To be done >>
Can you rewrite the stretch from the start of the records through the line containing "volume-spinner[interactable]: ▲ ▼", putting "scroll-top-button" in place of "scroll-up-button" and leaving everything else unchanged?

— begin Available records —

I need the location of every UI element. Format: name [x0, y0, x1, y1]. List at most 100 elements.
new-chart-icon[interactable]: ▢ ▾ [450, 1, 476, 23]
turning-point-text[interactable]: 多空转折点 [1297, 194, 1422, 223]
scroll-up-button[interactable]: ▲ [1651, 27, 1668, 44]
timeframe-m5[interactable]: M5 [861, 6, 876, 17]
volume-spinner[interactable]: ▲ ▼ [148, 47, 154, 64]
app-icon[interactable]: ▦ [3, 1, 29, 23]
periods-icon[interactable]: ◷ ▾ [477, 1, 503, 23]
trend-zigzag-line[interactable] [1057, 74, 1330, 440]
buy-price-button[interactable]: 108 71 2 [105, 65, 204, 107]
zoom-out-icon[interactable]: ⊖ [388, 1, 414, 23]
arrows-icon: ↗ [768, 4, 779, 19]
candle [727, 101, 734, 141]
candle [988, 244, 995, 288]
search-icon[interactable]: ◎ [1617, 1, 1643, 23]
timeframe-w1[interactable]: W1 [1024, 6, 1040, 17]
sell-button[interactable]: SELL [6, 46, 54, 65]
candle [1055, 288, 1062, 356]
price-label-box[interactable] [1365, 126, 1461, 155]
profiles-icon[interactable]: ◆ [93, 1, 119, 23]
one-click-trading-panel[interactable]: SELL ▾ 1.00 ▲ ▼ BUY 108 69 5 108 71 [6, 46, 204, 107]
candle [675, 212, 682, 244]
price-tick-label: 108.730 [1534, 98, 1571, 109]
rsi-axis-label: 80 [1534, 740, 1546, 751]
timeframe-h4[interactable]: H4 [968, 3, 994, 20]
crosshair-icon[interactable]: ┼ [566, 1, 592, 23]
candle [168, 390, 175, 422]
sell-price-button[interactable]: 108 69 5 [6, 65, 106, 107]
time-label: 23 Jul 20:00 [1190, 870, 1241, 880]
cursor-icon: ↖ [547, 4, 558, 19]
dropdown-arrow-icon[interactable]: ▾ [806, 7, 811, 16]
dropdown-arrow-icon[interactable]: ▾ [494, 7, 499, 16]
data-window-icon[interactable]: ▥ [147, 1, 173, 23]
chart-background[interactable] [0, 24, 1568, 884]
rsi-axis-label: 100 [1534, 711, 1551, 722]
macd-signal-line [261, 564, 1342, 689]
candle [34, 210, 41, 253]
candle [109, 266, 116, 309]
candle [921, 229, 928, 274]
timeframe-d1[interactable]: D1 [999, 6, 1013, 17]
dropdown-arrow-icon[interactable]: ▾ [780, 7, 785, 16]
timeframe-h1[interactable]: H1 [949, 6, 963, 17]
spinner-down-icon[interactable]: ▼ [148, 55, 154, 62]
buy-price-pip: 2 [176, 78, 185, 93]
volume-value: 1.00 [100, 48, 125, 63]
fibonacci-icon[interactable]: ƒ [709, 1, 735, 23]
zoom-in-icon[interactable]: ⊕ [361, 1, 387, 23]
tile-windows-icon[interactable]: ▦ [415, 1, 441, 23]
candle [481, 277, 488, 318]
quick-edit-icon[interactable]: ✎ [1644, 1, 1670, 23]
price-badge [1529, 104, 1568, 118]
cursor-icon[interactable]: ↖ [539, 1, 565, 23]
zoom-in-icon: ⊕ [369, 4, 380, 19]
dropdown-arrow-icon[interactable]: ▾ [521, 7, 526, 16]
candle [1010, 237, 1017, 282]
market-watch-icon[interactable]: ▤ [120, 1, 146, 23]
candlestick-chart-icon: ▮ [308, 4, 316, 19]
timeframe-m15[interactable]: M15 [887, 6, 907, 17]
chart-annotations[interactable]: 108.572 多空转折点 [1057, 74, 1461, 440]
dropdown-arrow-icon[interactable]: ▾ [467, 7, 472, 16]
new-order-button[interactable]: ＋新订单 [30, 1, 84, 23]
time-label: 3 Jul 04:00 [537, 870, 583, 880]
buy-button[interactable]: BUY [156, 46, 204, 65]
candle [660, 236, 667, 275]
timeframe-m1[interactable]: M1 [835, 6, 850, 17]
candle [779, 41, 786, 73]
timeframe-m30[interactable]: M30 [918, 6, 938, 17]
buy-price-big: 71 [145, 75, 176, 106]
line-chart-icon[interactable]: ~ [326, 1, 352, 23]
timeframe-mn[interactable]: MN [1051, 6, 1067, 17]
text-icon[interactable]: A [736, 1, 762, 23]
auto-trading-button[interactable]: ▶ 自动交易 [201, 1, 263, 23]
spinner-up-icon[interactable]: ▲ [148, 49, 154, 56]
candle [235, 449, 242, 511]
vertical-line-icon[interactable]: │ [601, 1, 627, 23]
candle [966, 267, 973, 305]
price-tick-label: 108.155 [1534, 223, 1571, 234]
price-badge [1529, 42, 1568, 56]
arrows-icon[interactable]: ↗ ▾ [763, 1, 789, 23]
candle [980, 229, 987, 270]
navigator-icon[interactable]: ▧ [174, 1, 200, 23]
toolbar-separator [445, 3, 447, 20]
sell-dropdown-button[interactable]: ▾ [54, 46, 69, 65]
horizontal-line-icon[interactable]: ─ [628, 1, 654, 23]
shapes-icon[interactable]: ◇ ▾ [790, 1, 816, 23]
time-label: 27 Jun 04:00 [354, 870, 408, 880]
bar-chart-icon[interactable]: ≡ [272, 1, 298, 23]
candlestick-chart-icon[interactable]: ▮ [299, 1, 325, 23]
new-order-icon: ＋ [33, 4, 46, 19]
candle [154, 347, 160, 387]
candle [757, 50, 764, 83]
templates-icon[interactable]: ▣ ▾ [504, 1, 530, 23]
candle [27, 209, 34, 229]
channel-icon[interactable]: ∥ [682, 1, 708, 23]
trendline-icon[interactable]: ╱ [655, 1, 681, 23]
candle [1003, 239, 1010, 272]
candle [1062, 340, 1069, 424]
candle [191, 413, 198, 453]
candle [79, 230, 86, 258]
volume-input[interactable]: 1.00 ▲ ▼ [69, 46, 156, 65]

— end Available records —

Correct output >>
I need the location of every UI element. Format: name [x0, y0, x1, y1]. List at most 100 elements.
new-chart-icon[interactable]: ▢ ▾ [450, 1, 476, 23]
turning-point-text[interactable]: 多空转折点 [1297, 194, 1422, 223]
scroll-top-button[interactable]: ▲ [1651, 27, 1668, 44]
timeframe-m5[interactable]: M5 [861, 6, 876, 17]
volume-spinner[interactable]: ▲ ▼ [148, 47, 154, 64]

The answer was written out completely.